Your objective →
Here are records with pictures in them. Copy all of them exactly and leave the pictures out.

---+---

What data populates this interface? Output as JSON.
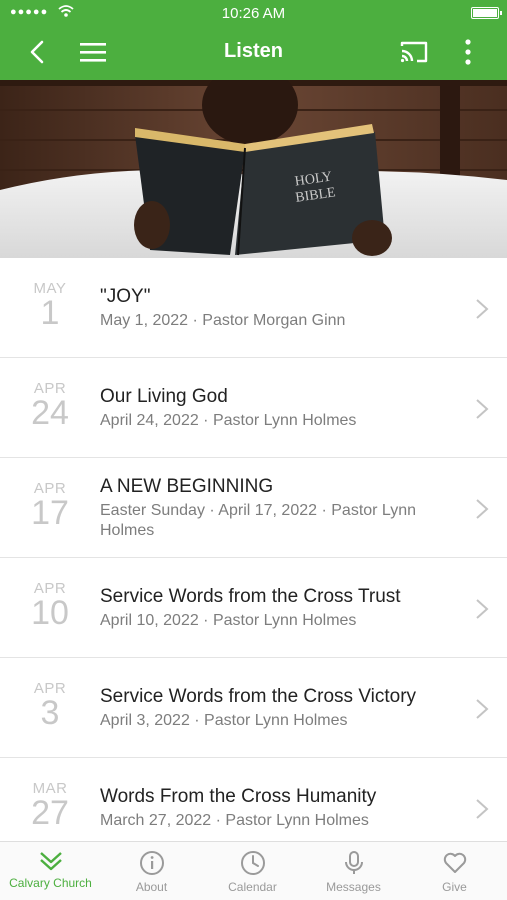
{
  "status": {
    "time": "10:26 AM"
  },
  "nav": {
    "title": "Listen"
  },
  "sermons": [
    {
      "month": "MAY",
      "day": "1",
      "title": "\"JOY\"",
      "meta": "May 1, 2022 · Pastor Morgan Ginn"
    },
    {
      "month": "APR",
      "day": "24",
      "title": "Our Living God",
      "meta": "April 24, 2022 · Pastor Lynn Holmes"
    },
    {
      "month": "APR",
      "day": "17",
      "title": "A NEW BEGINNING",
      "meta": "Easter Sunday · April 17, 2022 · Pastor Lynn Holmes"
    },
    {
      "month": "APR",
      "day": "10",
      "title": "Service Words from the Cross Trust",
      "meta": "April 10, 2022 · Pastor Lynn Holmes"
    },
    {
      "month": "APR",
      "day": "3",
      "title": "Service Words from the Cross Victory",
      "meta": "April 3, 2022 · Pastor Lynn Holmes"
    },
    {
      "month": "MAR",
      "day": "27",
      "title": "Words From the Cross Humanity",
      "meta": "March 27, 2022 · Pastor Lynn Holmes"
    }
  ],
  "hero": {
    "book_line1": "HOLY",
    "book_line2": "BIBLE"
  },
  "tabs": [
    {
      "label": "Calvary Church",
      "icon": "chevrons-down-icon"
    },
    {
      "label": "About",
      "icon": "info-icon"
    },
    {
      "label": "Calendar",
      "icon": "clock-icon"
    },
    {
      "label": "Messages",
      "icon": "microphone-icon"
    },
    {
      "label": "Give",
      "icon": "heart-icon"
    }
  ],
  "colors": {
    "brand": "#4caf3f",
    "text": "#222222",
    "meta": "#7d7d7d",
    "date": "#c8c8c8"
  }
}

---+---

Written solution →
What data populates this interface? Output as JSON.
{
  "status": {
    "time": "10:26 AM"
  },
  "nav": {
    "title": "Listen"
  },
  "sermons": [
    {
      "month": "MAY",
      "day": "1",
      "title": "\"JOY\"",
      "meta": "May 1, 2022 · Pastor Morgan Ginn"
    },
    {
      "month": "APR",
      "day": "24",
      "title": "Our Living God",
      "meta": "April 24, 2022 · Pastor Lynn Holmes"
    },
    {
      "month": "APR",
      "day": "17",
      "title": "A NEW BEGINNING",
      "meta": "Easter Sunday · April 17, 2022 · Pastor Lynn Holmes"
    },
    {
      "month": "APR",
      "day": "10",
      "title": "Service Words from the Cross Trust",
      "meta": "April 10, 2022 · Pastor Lynn Holmes"
    },
    {
      "month": "APR",
      "day": "3",
      "title": "Service Words from the Cross Victory",
      "meta": "April 3, 2022 · Pastor Lynn Holmes"
    },
    {
      "month": "MAR",
      "day": "27",
      "title": "Words From the Cross Humanity",
      "meta": "March 27, 2022 · Pastor Lynn Holmes"
    }
  ],
  "hero": {
    "book_line1": "HOLY",
    "book_line2": "BIBLE"
  },
  "tabs": [
    {
      "label": "Calvary Church",
      "icon": "chevrons-down-icon"
    },
    {
      "label": "About",
      "icon": "info-icon"
    },
    {
      "label": "Calendar",
      "icon": "clock-icon"
    },
    {
      "label": "Messages",
      "icon": "microphone-icon"
    },
    {
      "label": "Give",
      "icon": "heart-icon"
    }
  ],
  "colors": {
    "brand": "#4caf3f",
    "text": "#222222",
    "meta": "#7d7d7d",
    "date": "#c8c8c8"
  }
}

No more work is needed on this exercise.